## YOUR OBJECTIVE:
Lines holding the string "διαγνωστικό" are the ones to copy; find them all in the data.

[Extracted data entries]
<<<<

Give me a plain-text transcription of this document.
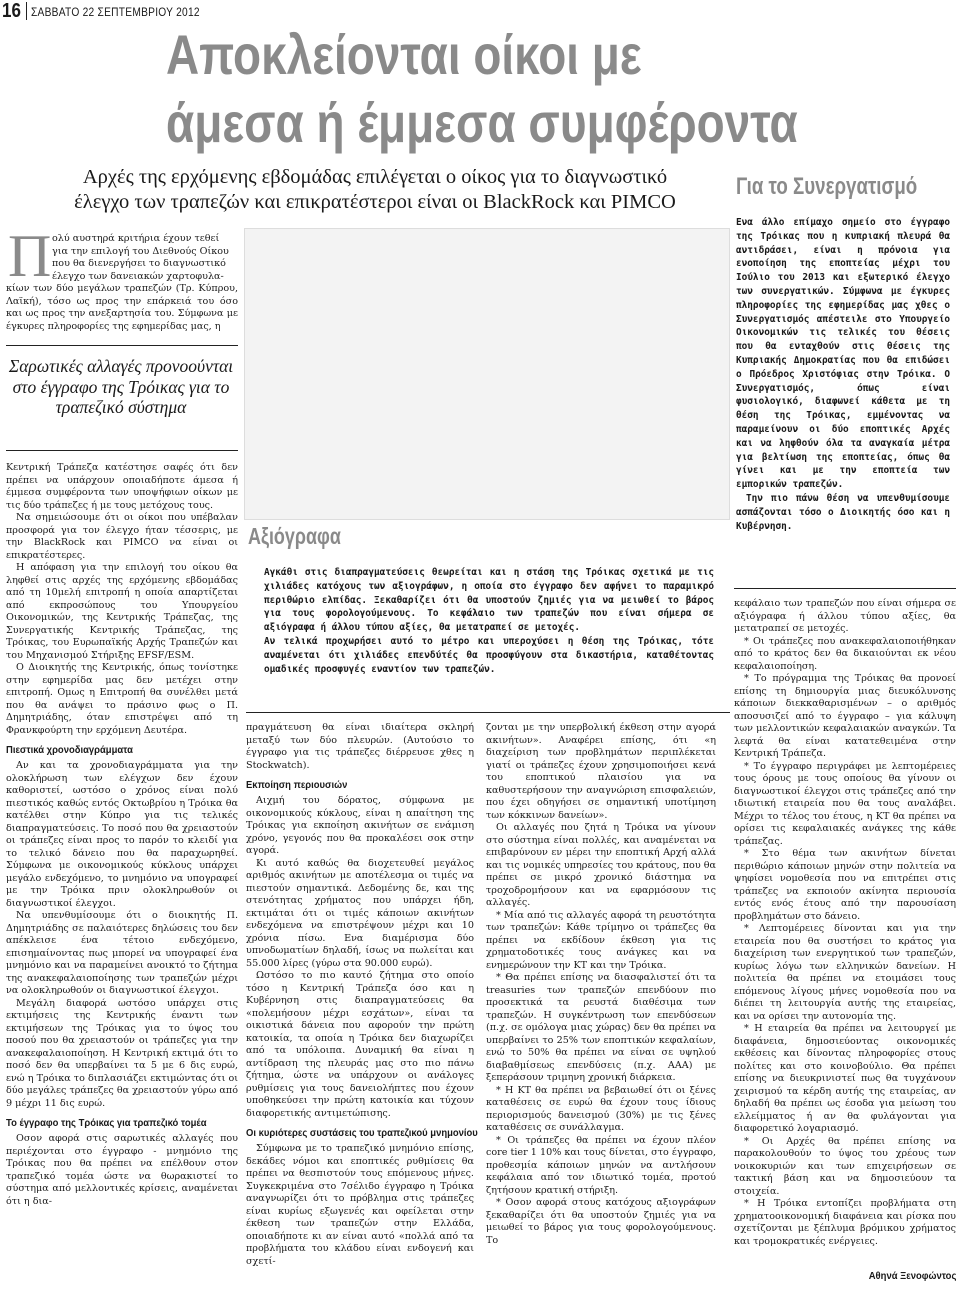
16 ΣΑΒΒΑΤΟ 22 ΣΕΠΤΕΜΒΡΙΟΥ 2012
Αποκλείονται οίκοι με
άμεσα ή έμμεσα συμφέροντα
Αρχές της ερχόμενης εβδομάδας επιλέγεται ο οίκος για το διαγνωστικό
έλεγχο των τραπεζών και επικρατέστεροι είναι οι BlackRock και PIMCO
Π ολύ αυστηρά κριτήρια έχουν τεθεί

για την επιλογή του Διεθνούς Οίκου

που θα διενεργήσει το διαγνωστικό

έλεγχο των δανειακών χαρτοφυλα-

κίων των δύο μεγάλων τραπεζών (Τρ. Κύπρου, Λαϊκή), τόσο ως προς την επάρκειά του όσο και ως προς την ανεξαρτησία του. Σύμφωνα με έγκυρες πληροφορίες της εφημερίδας μας, η

Σαρωτικές αλλαγές προνοούνται στο έγγραφο της Τρόικας για το τραπεζικό σύστημα

Κεντρική Τράπεζα κατέστησε σαφές ότι δεν πρέπει να υπάρχουν οποιαδήποτε άμεσα ή έμμεσα συμφέροντα των υποψήφιων οίκων με τις δύο τράπεζες ή με τους μετόχους τους.

Να σημειώσουμε ότι οι οίκοι που υπέβαλαν προσφορά για τον έλεγχο ήταν τέσσερις, με την BlackRock και PIMCO να είναι οι επικρατέστερες.

Η απόφαση για την επιλογή του οίκου θα ληφθεί στις αρχές της ερχόμενης εβδομάδας από τη 10μελή επιτροπή η οποία απαρτίζεται από εκπροσώπους του Υπουργείου Οικονομικών, της Κεντρικής Τράπεζας, της Συνεργατικής Κεντρικής Τράπεζας, της Τρόικας, του Ευρωπαϊκής Αρχής Τραπεζών και του Μηχανισμού Στήριξης EFSF/ESM.

Ο Διοικητής της Κεντρικής, όπως τονίστηκε στην εφημερίδα μας δεν μετέχει στην επιτροπή. Ομως η Επιτροπή θα συνέλθει μετά που θα ανάψει το πράσινο φως ο Π. Δημητριάδης, όταν επιστρέψει από τη Φρανκφούρτη την ερχόμενη Δευτέρα.

Πιεστικά χρονοδιαγράμματα

Αν και τα χρονοδιαγράμματα για την ολοκλήρωση των ελέγχων δεν έχουν καθοριστεί, ωστόσο ο χρόνος είναι πολύ πιεστικός καθώς εντός Οκτωβρίου η Τρόικα θα κατέλθει στην Κύπρο για τις τελικές διαπραγματεύσεις. Το ποσό που θα χρειαστούν οι τράπεζες είναι προς το παρόν το κλειδί για το τελικό δάνειο που θα παραχωρηθεί. Σύμφωνα με οικονομικούς κύκλους υπάρχει μεγάλο ενδεχόμενο, το μνημόνιο να υπογραφεί με την Τρόικα πριν ολοκληρωθούν οι διαγνωστικοί έλεγχοι.

Να υπενθυμίσουμε ότι ο διοικητής Π. Δημητριάδης σε παλαιότερες δηλώσεις του δεν απέκλεισε ένα τέτοιο ενδεχόμενο, επισημαίνοντας πως μπορεί να υπογραφεί ένα μνημόνιο και να παραμείνει ανοικτό το ζήτημα της ανακεφαλαιοποίησης των τραπεζών μέχρι να ολοκληρωθούν οι διαγνωστικοί έλεγχοι.

Μεγάλη διαφορά ωστόσο υπάρχει στις εκτιμήσεις της Κεντρικής έναντι των εκτιμήσεων της Τρόικας για το ύψος του ποσού που θα χρειαστούν οι τράπεζες για την ανακεφαλαιοποίηση. Η Κεντρική εκτιμά ότι το ποσό δεν θα υπερβαίνει τα 5 με 6 δις ευρώ, ενώ η Τρόικα το διπλασιάζει εκτιμώντας ότι οι δύο μεγάλες τράπεζες θα χρειαστούν γύρω από 9 μέχρι 11 δις ευρώ.

Το έγγραφο της Τρόικας για τραπεζικό τομέα

Οσον αφορά στις σαρωτικές αλλαγές που περιέχονται στο έγγραφο - μνημόνιο της Τρόικας που θα πρέπει να επέλθουν στον τραπεζικό τομέα ώστε να θωρακιστεί το σύστημα από μελλοντικές κρίσεις, αναμένεται ότι η δια-

Αξιόγραφα

Αγκάθι στις διαπραγματεύσεις θεωρείται και η στάση της Τρόικας σχετικά με τις χιλιάδες κατόχους των αξιογράφων, η οποία στο έγγραφο δεν αφήνει το παραμικρό περιθώριο ελπίδας. Ξεκαθαρίζει ότι θα υποστούν ζημιές για να μειωθεί το βάρος για τους φορολογούμενους. Το κεφάλαιο των τραπεζών που είναι σήμερα σε αξιόγραφα ή άλλου τύπου αξίες, θα μετατραπεί σε μετοχές.

Αν τελικά προχωρήσει αυτό το μέτρο και υπεροχύσει η θέση της Τρόικας, τότε αναμένεται ότι χιλιάδες επενδύτές θα προσφύγουν στα δικαστήρια, καταθέτοντας ομαδικές προσφυγές εναντίον των τραπεζών.

πραγμάτευση θα είναι ιδιαίτερα σκληρή μεταξύ των δύο πλευρών. (Αυτούσιο το έγγραφο για τις τράπεζες διέρρευσε χθες η Stockwatch).

Εκποίηση περιουσιών

Αιχμή του δόρατος, σύμφωνα με οικονομικούς κύκλους, είναι η απαίτηση της Τρόικας για εκποίηση ακινήτων σε ενάμιση χρόνο, γεγονός που θα προκαλέσει σοκ στην αγορά.

Κι αυτό καθώς θα διοχετευθεί μεγάλος αριθμός ακινήτων με αποτέλεσμα οι τιμές να πιεστούν σημαντικά. Δεδομένης δε, και της στενότητας χρήματος που υπάρχει ήδη, εκτιμάται ότι οι τιμές κάποιων ακινήτων ενδεχόμενα να επιστρέψουν μέχρι και 10 χρόνια πίσω. Ενα διαμέρισμα δύο υπνοδωματίων δηλαδή, ίσως να πωλείται και 55.000 λίρες (γύρω στα 90.000 ευρώ).

Ωστόσο το πιο καυτό ζήτημα στο οποίο τόσο η Κεντρική Τράπεζα όσο και η Κυβέρνηση στις διαπραγματεύσεις θα «πολεμήσουν μέχρι εσχάτων», είναι τα οικιστικά δάνεια που αφορούν την πρώτη κατοικία, τα οποία η Τρόικα δεν διαχωρίζει από τα υπόλοιπα. Δυναμική θα είναι η αντίδραση της πλευράς μας στο πιο πάνω ζήτημα, ώστε να υπάρχουν οι ανάλογες ρυθμίσεις για τους δανειολήπτες που έχουν υποθηκεύσει την πρώτη κατοικία και τύχουν διαφορετικής αντιμετώπισης.

Οι κυριότερες συστάσεις του τραπεζικού μνημονίου

Σύμφωνα με το τραπεζικό μνημόνιο επίσης, δεκάδες νόμοι και εποπτικές ρυθμίσεις θα πρέπει να θεσπιστούν τους επόμενους μήνες. Συγκεκριμένα στο 7σέλιδο έγγραφο η Τρόικα αναγνωρίζει ότι το πρόβλημα στις τράπεζες είναι κυρίως εξωγενές και οφείλεται στην έκθεση των τραπεζών στην Ελλάδα, οποιαδήποτε κι αν είναι αυτό «πολλά από τα προβλήματα του κλάδου είναι ενδογενή και σχετί-

ζονται με την υπερβολική έκθεση στην αγορά ακινήτων». Αναφέρει επίσης, ότι «η διαχείριση των προβλημάτων περιπλέκεται γιατί οι τράπεζες έχουν χρησιμοποιήσει κενά του εποπτικού πλαισίου για να καθυστερήσουν την αναγνώριση επισφαλειών, που έχει οδηγήσει σε σημαντική υποτίμηση των κόκκινων δανείων».

Οι αλλαγές που ζητά η Τρόικα να γίνουν στο σύστημα είναι πολλές, και αναμένεται να επιβαρύνουν εν μέρει την εποπτική Αρχή αλλά και τις νομικές υπηρεσίες του κράτους, που θα πρέπει σε μικρό χρονικό διάστημα να τροχοδρομήσουν και να εφαρμόσουν τις αλλαγές.

* Μία από τις αλλαγές αφορά τη ρευστότητα των τραπεζών: Κάθε τρίμηνο οι τράπεζες θα πρέπει να εκδίδουν έκθεση για τις χρηματοδοτικές τους ανάγκες και να ενημερώνουν την ΚΤ και την Τρόικα.

* Θα πρέπει επίσης να διασφαλιστεί ότι τα treasuries των τραπεζών επενδύουν πιο προσεκτικά τα ρευστά διαθέσιμα των τραπεζών. Η συγκέντρωση των επενδύσεων (π.χ. σε ομόλογα μιας χώρας) δεν θα πρέπει να υπερβαίνει το 25% των εποπτικών κεφαλαίων, ενώ το 50% θα πρέπει να είναι σε υψηλού διαβαθμίσεως επενδύσεις (π.χ. ΑΑΑ) με ξεπεράσουν τριμηνη χρονική διάρκεια.

* Η ΚΤ θα πρέπει να βεβαιωθεί ότι οι ξένες καταθέσεις σε ευρώ θα έχουν τους ίδιους περιορισμούς δανεισμού (30%) με τις ξένες καταθέσεις σε συνάλλαγμα.

* Οι τράπεζες θα πρέπει να έχουν πλέον core tier 1 10% και τους δίνεται, στο έγγραφο, προθεσμία κάποιων μηνών να αντλήσουν κεφάλαια από τον ιδιωτικό τομέα, προτού ζητήσουν κρατική στήριξη.

* Οσον αφορά στους κατόχους αξιογράφων ξεκαθαρίζει ότι θα υποστούν ζημιές για να μειωθεί το βάρος για τους φορολογούμενους. Το

Για το Συνεργατισμό

Ενα άλλο επίμαχο σημείο στο έγγραφο της Τρόικας που η κυπριακή πλευρά θα αντιδράσει, είναι η πρόνοια για ενοποίηση της εποπτείας μέχρι του Ιούλιο του 2013 και εξωτερικό έλεγχο των συνεργατικών. Σύμφωνα με έγκυρες πληροφορίες της εφημερίδας μας χθες ο Συνεργατισμός απέστειλε στο Υπουργείο Οικονομικών τις τελικές του θέσεις που θα ενταχθούν στις θέσεις της Κυπριακής Δημοκρατίας που θα επιδώσει ο Πρόεδρος Χριστόφιας στην Τρόικα. Ο Συνεργατισμός, όπως είναι φυσιολογικό, διαφωνεί κάθετα με τη θέση της Τρόικας, εμμένοντας να παραμείνουν οι δύο εποπτικές Αρχές και να ληφθούν όλα τα αναγκαία μέτρα για βελτίωση της εποπτείας, όπως θα γίνει και με την εποπτεία των εμπορικών τραπεζών.

Την πιο πάνω θέση να υπενθυμίσουμε ασπάζονται τόσο ο Διοικητής όσο και η Κυβέρνηση.

κεφάλαιο των τραπεζών που είναι σήμερα σε αξιόγραφα ή άλλου τύπου αξίες, θα μετατραπεί σε μετοχές.

* Οι τράπεζες που ανακεφαλαιοποιήθηκαν από το κράτος δεν θα δικαιούνται εκ νέου κεφαλαιοποίηση.

* Το πρόγραμμα της Τρόικας θα προνοεί επίσης τη δημιουργία μιας διευκόλυνσης κάποιων διεκκαθαρισμένων – ο αριθμός αποσυσιζεί από το έγγραφο – για κάλυψη των μελλοντικών κεφαλαιακών αναγκών. Τα λεφτά θα είναι κατατεθειμένα στην Κεντρική Τράπεζα.

* Το έγγραφο περιγράφει με λεπτομέρειες τους όρους με τους οποίους θα γίνουν οι διαγνωστικοί έλεγχοι στις τράπεζες από την ιδιωτική εταιρεία που θα τους αναλάβει. Μέχρι το τέλος του έτους, η ΚΤ θα πρέπει να ορίσει τις κεφαλαιακές ανάγκες της κάθε τράπεζας.

* Στο θέμα των ακινήτων δίνεται περιθώριο κάποιων μηνών στην πολιτεία να ψηφίσει νομοθεσία που να επιτρέπει στις τράπεζες να εκποιούν ακίνητα περιουσία εντός ενός έτους από την παρουσίαση προβλημάτων στο δάνειο.

* Λεπτομέρειες δίνονται και για την εταιρεία που θα συστήσει το κράτος για διαχείριση των ενεργητικού των τραπεζών, κυρίως λόγω των ελληνικών δανείων. Η πολιτεία θα πρέπει να ετοιμάσει τους επόμενους λίγους μήνες νομοθεσία που να διέπει τη λειτουργία αυτής της εταιρείας, και να ορίσει την αυτονομία της.

* Η εταιρεία θα πρέπει να λειτουργεί με διαφάνεια, δημοσιεύοντας οικονομικές εκθέσεις και δίνοντας πληροφορίες στους πολίτες και στο κοινοβούλιο. Θα πρέπει επίσης να διευκρινιστεί πως θα τυγχάνουν χειρισμού τα κέρδη αυτής της εταιρείας, αν δηλαδή θα πρέπει ως έσοδα για μείωση του ελλείμματος ή αν θα φυλάγονται για διαφορετικό λογαριασμό.

* Οι Αρχές θα πρέπει επίσης να παρακολουθούν το ύψος του χρέους των νοικοκυριών και των επιχειρήσεων σε τακτική βάση και να δημοσιεύουν τα στοιχεία.

* Η Τρόικα εντοπίζει προβλήματα στη χρηματοοικονομική διαφάνεια και ρίσκα που σχετίζονται με ξέπλυμα βρόμικου χρήματος και τρομοκρατικές ενέργειες.

Αθηνά Ξενοφώντος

>>>>

## FINAL RESULT:
Αρχές της ερχόμενης εβδομάδας επιλέγεται ο οίκος για το διαγνωστικό
που θα διενεργήσει το διαγνωστικό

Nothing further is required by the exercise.